Find every line in the records that holds the string "this". Copy each one.

···

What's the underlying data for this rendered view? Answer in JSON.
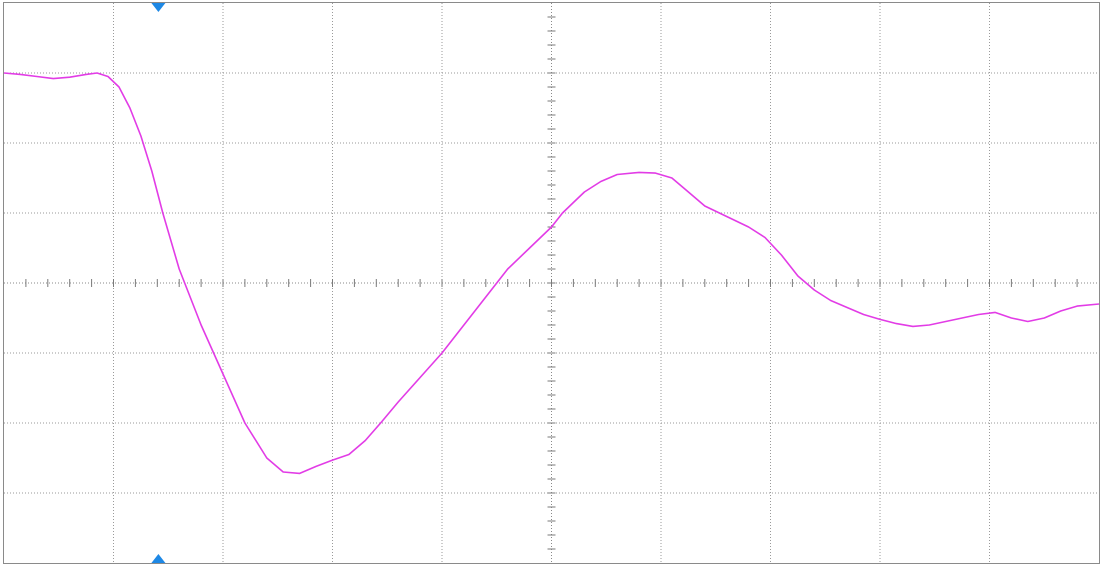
{
  "chart_data": {
    "type": "line",
    "grid": true,
    "divisions": {
      "x": 10,
      "y": 8
    },
    "xlim": [
      0,
      10
    ],
    "ylim": [
      -4,
      4
    ],
    "trigger_marker_x": 1.41,
    "colors": {
      "background": "#ffffff",
      "grid": "#9a9a9a",
      "trace": "#e23ce6",
      "marker": "#1e88e5"
    },
    "series": [
      {
        "color": "#e23ce6",
        "x": [
          0.0,
          0.15,
          0.3,
          0.45,
          0.6,
          0.75,
          0.85,
          0.95,
          1.05,
          1.15,
          1.25,
          1.35,
          1.45,
          1.6,
          1.8,
          2.0,
          2.2,
          2.4,
          2.55,
          2.7,
          2.85,
          3.0,
          3.15,
          3.3,
          3.45,
          3.6,
          3.8,
          4.0,
          4.2,
          4.4,
          4.6,
          4.8,
          5.0,
          5.1,
          5.2,
          5.3,
          5.45,
          5.6,
          5.8,
          5.95,
          6.1,
          6.25,
          6.4,
          6.6,
          6.8,
          6.95,
          7.1,
          7.25,
          7.4,
          7.55,
          7.7,
          7.85,
          8.0,
          8.15,
          8.3,
          8.45,
          8.6,
          8.75,
          8.9,
          9.05,
          9.2,
          9.35,
          9.5,
          9.65,
          9.8,
          10.0
        ],
        "y": [
          3.0,
          2.98,
          2.95,
          2.92,
          2.94,
          2.98,
          3.0,
          2.95,
          2.8,
          2.5,
          2.1,
          1.6,
          1.0,
          0.2,
          -0.6,
          -1.3,
          -2.0,
          -2.5,
          -2.7,
          -2.72,
          -2.62,
          -2.53,
          -2.45,
          -2.25,
          -1.98,
          -1.7,
          -1.35,
          -1.0,
          -0.6,
          -0.2,
          0.2,
          0.5,
          0.8,
          1.0,
          1.15,
          1.3,
          1.45,
          1.55,
          1.58,
          1.57,
          1.5,
          1.3,
          1.1,
          0.95,
          0.8,
          0.65,
          0.4,
          0.1,
          -0.1,
          -0.25,
          -0.35,
          -0.45,
          -0.52,
          -0.58,
          -0.62,
          -0.6,
          -0.55,
          -0.5,
          -0.45,
          -0.42,
          -0.5,
          -0.55,
          -0.5,
          -0.4,
          -0.33,
          -0.3
        ]
      }
    ]
  }
}
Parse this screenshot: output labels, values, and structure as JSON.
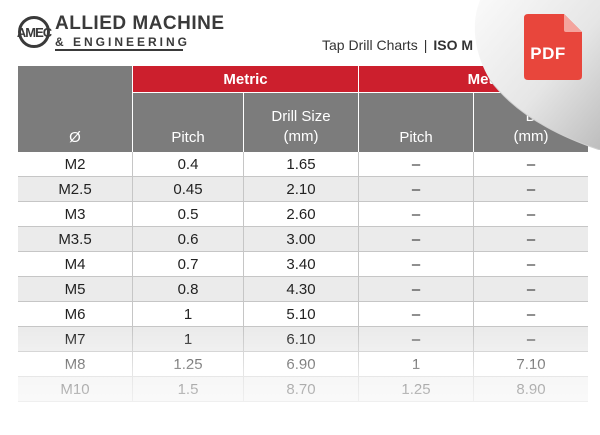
{
  "brand": {
    "logo_mark": "AMEC",
    "name_line1": "ALLIED MACHINE",
    "name_line2": "& ENGINEERING"
  },
  "header": {
    "title": "Tap Drill Charts",
    "separator": "|",
    "subtitle": "ISO M"
  },
  "pdf_badge": {
    "label": "PDF",
    "icon": "pdf-file-icon",
    "color": "#e8463c"
  },
  "colors": {
    "accent": "#cc1f2d",
    "header_grey": "#7c7c7c",
    "row_alt": "#ebebeb"
  },
  "table": {
    "diameter_header": "Ø",
    "groups": [
      {
        "label": "Metric"
      },
      {
        "label": "Metric Fi"
      }
    ],
    "subheaders": {
      "pitch": "Pitch",
      "drill_size_line1": "Drill Size",
      "drill_size_line2": "(mm)",
      "pitch2": "Pitch",
      "drill_size2_line1": "D",
      "drill_size2_line2": "(mm)"
    },
    "rows": [
      [
        "M2",
        "0.4",
        "1.65",
        "–",
        "–"
      ],
      [
        "M2.5",
        "0.45",
        "2.10",
        "–",
        "–"
      ],
      [
        "M3",
        "0.5",
        "2.60",
        "–",
        "–"
      ],
      [
        "M3.5",
        "0.6",
        "3.00",
        "–",
        "–"
      ],
      [
        "M4",
        "0.7",
        "3.40",
        "–",
        "–"
      ],
      [
        "M5",
        "0.8",
        "4.30",
        "–",
        "–"
      ],
      [
        "M6",
        "1",
        "5.10",
        "–",
        "–"
      ],
      [
        "M7",
        "1",
        "6.10",
        "–",
        "–"
      ],
      [
        "M8",
        "1.25",
        "6.90",
        "1",
        "7.10"
      ],
      [
        "M10",
        "1.5",
        "8.70",
        "1.25",
        "8.90"
      ]
    ]
  }
}
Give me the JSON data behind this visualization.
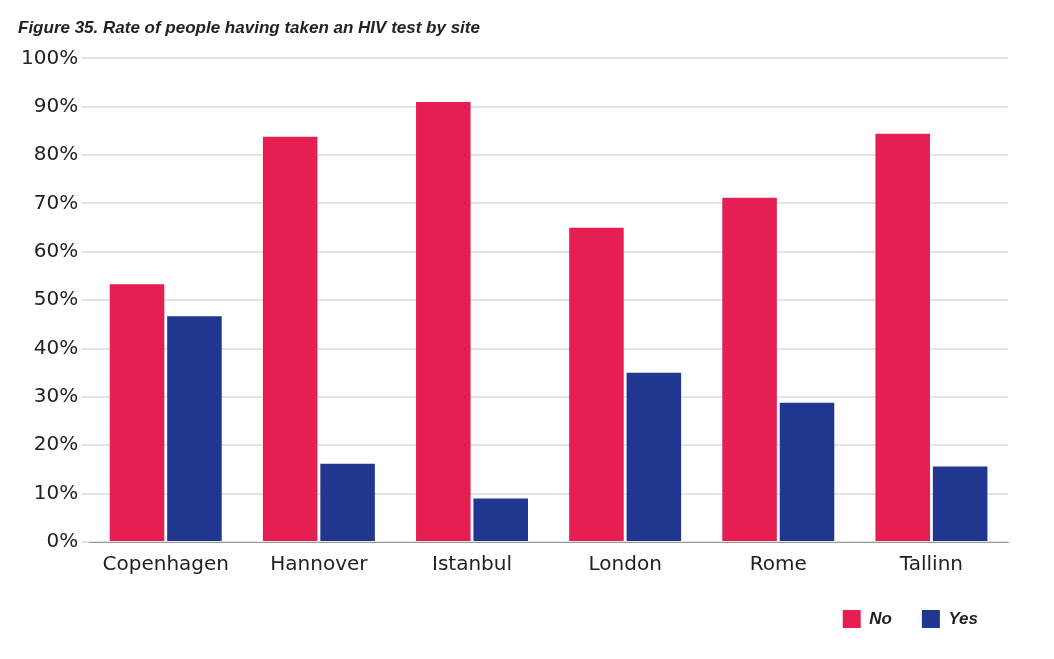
{
  "chart_data": {
    "type": "bar",
    "title": "Figure 35. Rate of people having taken an HIV test by site",
    "categories": [
      "Copenhagen",
      "Hannover",
      "Istanbul",
      "London",
      "Rome",
      "Tallinn"
    ],
    "series": [
      {
        "name": "No",
        "color": "#e61f53",
        "values": [
          53.3,
          83.8,
          91.0,
          65.0,
          71.2,
          84.4
        ]
      },
      {
        "name": "Yes",
        "color": "#21368f",
        "values": [
          46.7,
          16.2,
          9.0,
          35.0,
          28.8,
          15.6
        ]
      }
    ],
    "ylim": [
      0,
      100
    ],
    "yticks": [
      {
        "value": 0,
        "label": "0%"
      },
      {
        "value": 10,
        "label": "10%"
      },
      {
        "value": 20,
        "label": "20%"
      },
      {
        "value": 30,
        "label": "30%"
      },
      {
        "value": 40,
        "label": "40%"
      },
      {
        "value": 50,
        "label": "50%"
      },
      {
        "value": 60,
        "label": "60%"
      },
      {
        "value": 70,
        "label": "70%"
      },
      {
        "value": 80,
        "label": "80%"
      },
      {
        "value": 90,
        "label": "90%"
      },
      {
        "value": 100,
        "label": "100%"
      }
    ],
    "grid": "y",
    "legend": "bottom right"
  }
}
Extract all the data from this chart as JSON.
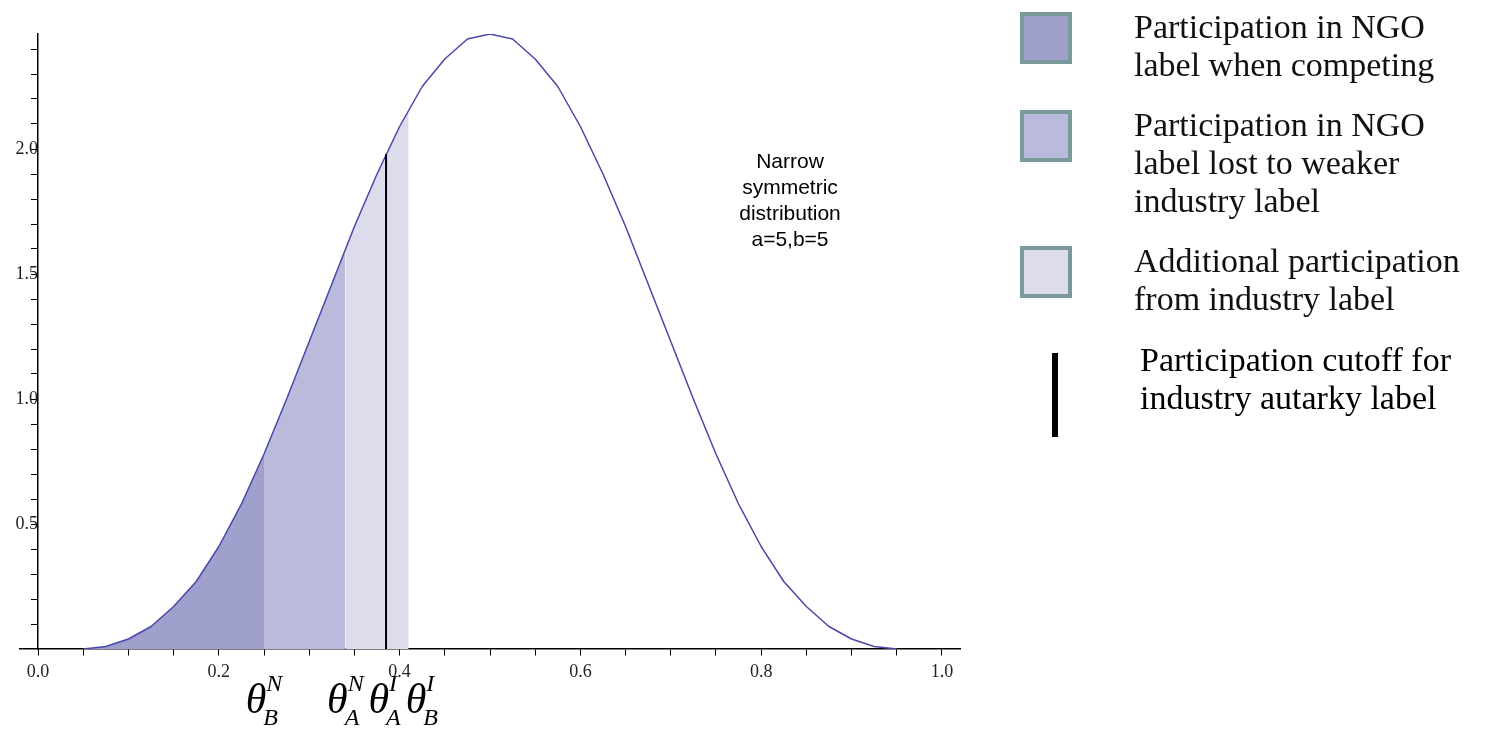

···

Full answer:
What's the underlying data for this rendered view? Answer in JSON.
Parse this screenshot: output labels, values, and structure as JSON.
Give me the JSON data behind this visualization.
Extract all the data from this chart as JSON.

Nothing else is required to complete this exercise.